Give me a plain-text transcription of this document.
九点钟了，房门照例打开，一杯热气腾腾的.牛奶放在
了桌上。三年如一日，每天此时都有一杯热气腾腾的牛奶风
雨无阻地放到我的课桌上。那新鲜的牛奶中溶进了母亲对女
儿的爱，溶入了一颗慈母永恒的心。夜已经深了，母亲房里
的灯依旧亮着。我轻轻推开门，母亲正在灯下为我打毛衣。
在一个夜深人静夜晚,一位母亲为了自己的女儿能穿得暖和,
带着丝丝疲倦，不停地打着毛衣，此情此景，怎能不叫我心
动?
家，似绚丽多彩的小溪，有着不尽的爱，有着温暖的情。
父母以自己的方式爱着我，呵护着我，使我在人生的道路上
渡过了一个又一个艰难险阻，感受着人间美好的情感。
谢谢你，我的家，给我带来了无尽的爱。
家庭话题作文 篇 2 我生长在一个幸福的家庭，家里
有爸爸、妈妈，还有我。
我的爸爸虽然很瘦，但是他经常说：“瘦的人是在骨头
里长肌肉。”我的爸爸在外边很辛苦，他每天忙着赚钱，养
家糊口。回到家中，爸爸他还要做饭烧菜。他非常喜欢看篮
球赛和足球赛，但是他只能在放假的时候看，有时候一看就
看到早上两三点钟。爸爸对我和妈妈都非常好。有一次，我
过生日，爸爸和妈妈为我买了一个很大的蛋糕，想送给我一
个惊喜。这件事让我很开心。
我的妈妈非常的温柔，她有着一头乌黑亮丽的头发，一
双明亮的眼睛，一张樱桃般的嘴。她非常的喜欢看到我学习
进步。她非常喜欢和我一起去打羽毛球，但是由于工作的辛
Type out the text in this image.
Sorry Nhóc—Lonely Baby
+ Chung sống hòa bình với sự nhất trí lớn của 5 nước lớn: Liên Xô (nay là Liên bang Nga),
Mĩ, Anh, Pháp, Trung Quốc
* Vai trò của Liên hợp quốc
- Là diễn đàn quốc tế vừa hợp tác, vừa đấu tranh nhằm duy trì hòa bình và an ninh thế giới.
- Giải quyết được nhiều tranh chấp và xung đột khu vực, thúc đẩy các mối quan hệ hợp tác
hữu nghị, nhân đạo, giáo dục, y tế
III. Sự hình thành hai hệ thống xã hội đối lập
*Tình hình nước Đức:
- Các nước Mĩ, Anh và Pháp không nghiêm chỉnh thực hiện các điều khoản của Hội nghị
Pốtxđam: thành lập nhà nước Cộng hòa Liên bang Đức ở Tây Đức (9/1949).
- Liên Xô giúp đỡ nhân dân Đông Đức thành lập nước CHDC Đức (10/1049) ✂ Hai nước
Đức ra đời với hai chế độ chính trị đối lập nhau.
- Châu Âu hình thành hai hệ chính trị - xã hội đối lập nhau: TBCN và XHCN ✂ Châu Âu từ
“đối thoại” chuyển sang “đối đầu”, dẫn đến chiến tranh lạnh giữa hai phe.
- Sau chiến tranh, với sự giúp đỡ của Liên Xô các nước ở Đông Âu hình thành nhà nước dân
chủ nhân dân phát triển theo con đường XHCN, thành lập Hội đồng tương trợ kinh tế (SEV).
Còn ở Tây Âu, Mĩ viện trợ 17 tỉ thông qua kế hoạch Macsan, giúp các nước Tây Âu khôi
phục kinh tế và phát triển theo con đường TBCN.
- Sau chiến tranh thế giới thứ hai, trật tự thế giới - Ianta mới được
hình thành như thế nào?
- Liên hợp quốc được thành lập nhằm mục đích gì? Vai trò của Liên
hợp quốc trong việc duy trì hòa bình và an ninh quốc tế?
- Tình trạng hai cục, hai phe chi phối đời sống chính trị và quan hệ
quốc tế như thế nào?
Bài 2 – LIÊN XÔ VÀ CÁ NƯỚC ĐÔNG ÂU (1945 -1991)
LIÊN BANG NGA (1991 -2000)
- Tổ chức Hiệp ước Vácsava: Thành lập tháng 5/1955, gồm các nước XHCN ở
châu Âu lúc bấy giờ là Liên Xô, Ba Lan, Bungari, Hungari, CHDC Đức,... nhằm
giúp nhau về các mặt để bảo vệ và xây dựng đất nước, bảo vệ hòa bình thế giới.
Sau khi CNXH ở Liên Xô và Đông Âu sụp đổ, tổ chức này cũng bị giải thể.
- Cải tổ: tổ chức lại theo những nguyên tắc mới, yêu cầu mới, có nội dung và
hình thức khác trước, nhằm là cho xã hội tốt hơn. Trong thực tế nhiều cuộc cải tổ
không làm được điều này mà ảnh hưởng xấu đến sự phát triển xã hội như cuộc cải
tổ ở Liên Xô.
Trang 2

+++++

> What is being asked
Find the word "CHDC" in the material, then list each line that holds it.

> Problem solution
- Liên Xô giúp đỡ nhân dân Đông Đức thành lập nước CHDC Đức (10/1049) ✂ Hai nước
châu Âu lúc bấy giờ là Liên Xô, Ba Lan, Bungari, Hungari, CHDC Đức,... nhằm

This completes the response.